== Description of the task ==
Copy every record below exactly as written, but leave out the pictures.

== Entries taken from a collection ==
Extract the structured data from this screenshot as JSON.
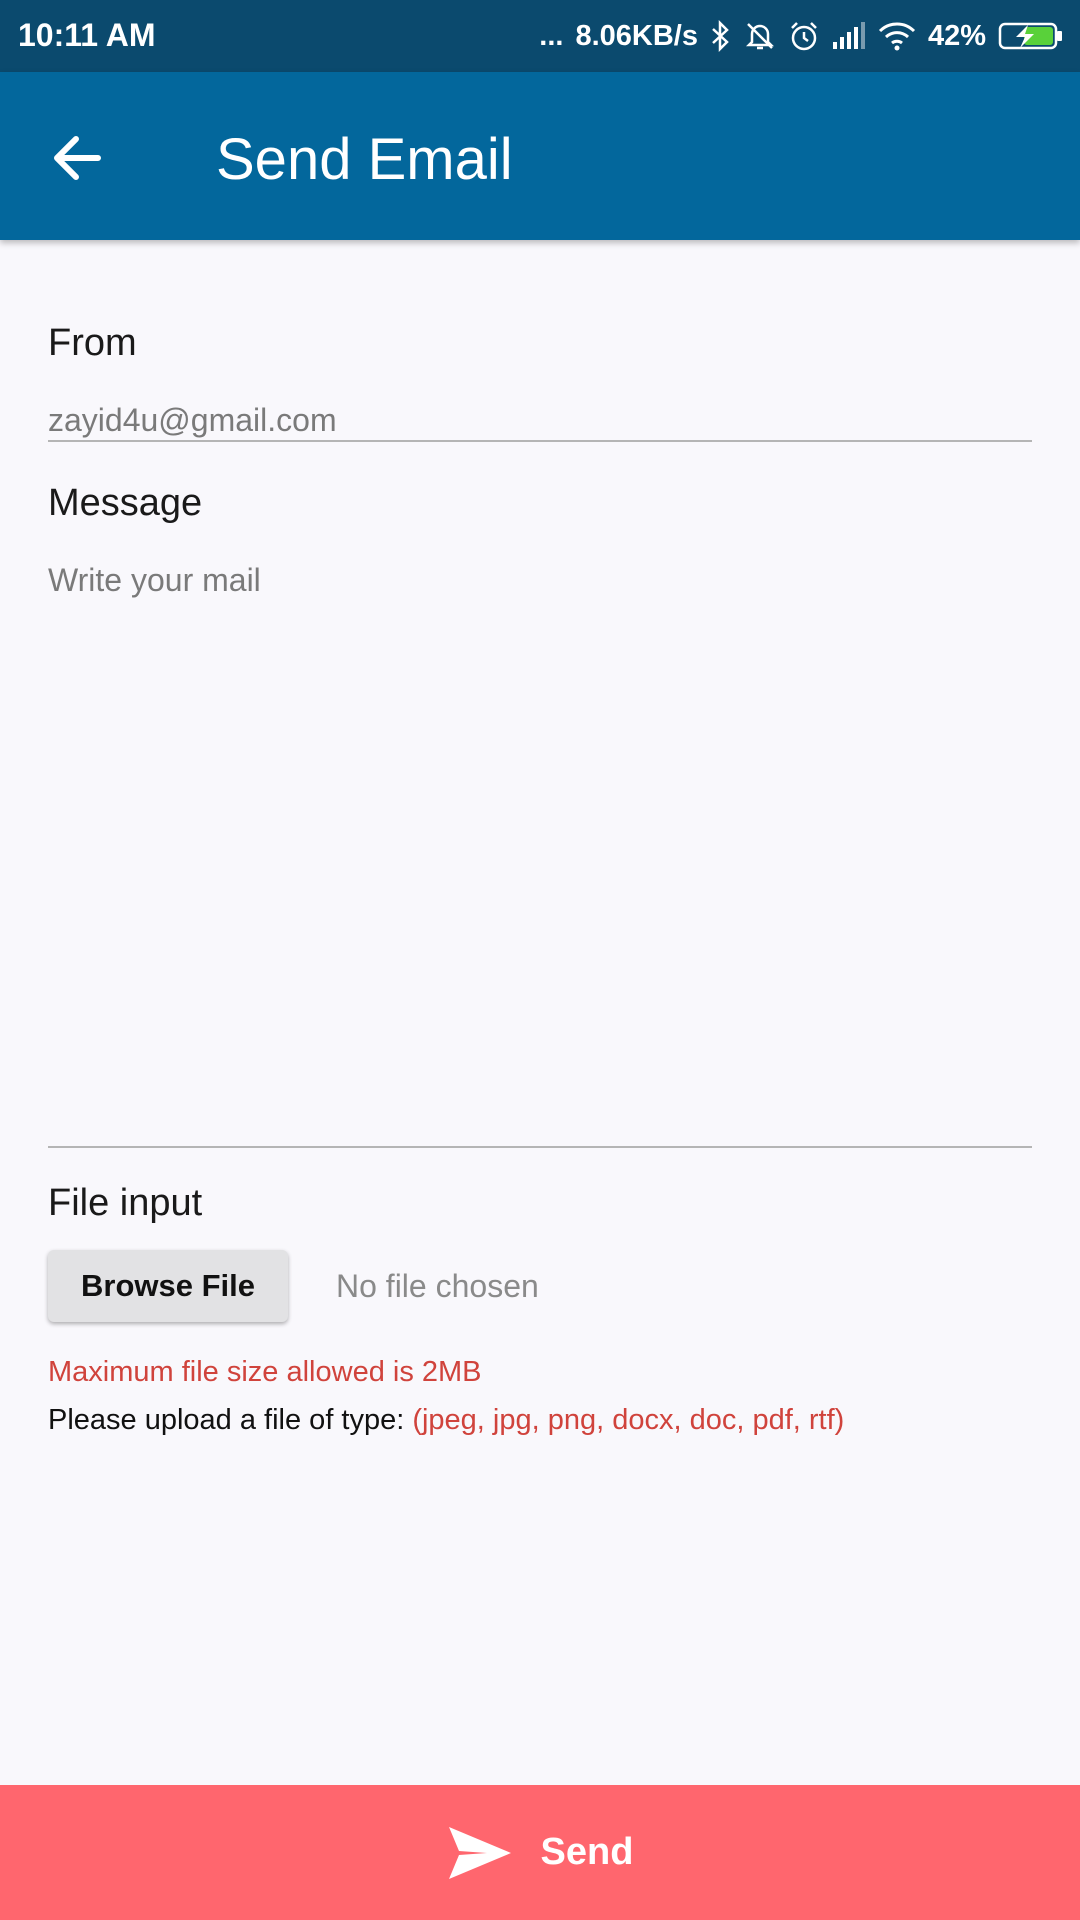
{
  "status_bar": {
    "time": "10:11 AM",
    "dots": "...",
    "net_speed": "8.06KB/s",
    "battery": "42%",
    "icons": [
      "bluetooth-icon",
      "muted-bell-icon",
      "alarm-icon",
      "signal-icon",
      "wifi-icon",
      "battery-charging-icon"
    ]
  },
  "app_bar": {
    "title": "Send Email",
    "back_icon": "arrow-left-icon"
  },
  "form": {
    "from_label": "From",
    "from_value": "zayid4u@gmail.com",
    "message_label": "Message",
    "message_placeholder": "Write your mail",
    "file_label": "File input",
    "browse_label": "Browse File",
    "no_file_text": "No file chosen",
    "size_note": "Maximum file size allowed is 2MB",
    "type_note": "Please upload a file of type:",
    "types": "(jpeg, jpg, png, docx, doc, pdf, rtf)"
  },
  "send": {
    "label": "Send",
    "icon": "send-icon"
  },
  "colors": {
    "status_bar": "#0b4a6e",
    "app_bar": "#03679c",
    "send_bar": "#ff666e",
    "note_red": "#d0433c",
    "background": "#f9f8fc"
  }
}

== Solution to this problem ==
Extract the structured data from this screenshot as JSON.
{
  "status_bar": {
    "time": "10:11 AM",
    "dots": "...",
    "net_speed": "8.06KB/s",
    "battery": "42%",
    "icons": [
      "bluetooth-icon",
      "muted-bell-icon",
      "alarm-icon",
      "signal-icon",
      "wifi-icon",
      "battery-charging-icon"
    ]
  },
  "app_bar": {
    "title": "Send Email",
    "back_icon": "arrow-left-icon"
  },
  "form": {
    "from_label": "From",
    "from_value": "zayid4u@gmail.com",
    "message_label": "Message",
    "message_placeholder": "Write your mail",
    "file_label": "File input",
    "browse_label": "Browse File",
    "no_file_text": "No file chosen",
    "size_note": "Maximum file size allowed is 2MB",
    "type_note": "Please upload a file of type:",
    "types": "(jpeg, jpg, png, docx, doc, pdf, rtf)"
  },
  "send": {
    "label": "Send",
    "icon": "send-icon"
  },
  "colors": {
    "status_bar": "#0b4a6e",
    "app_bar": "#03679c",
    "send_bar": "#ff666e",
    "note_red": "#d0433c",
    "background": "#f9f8fc"
  }
}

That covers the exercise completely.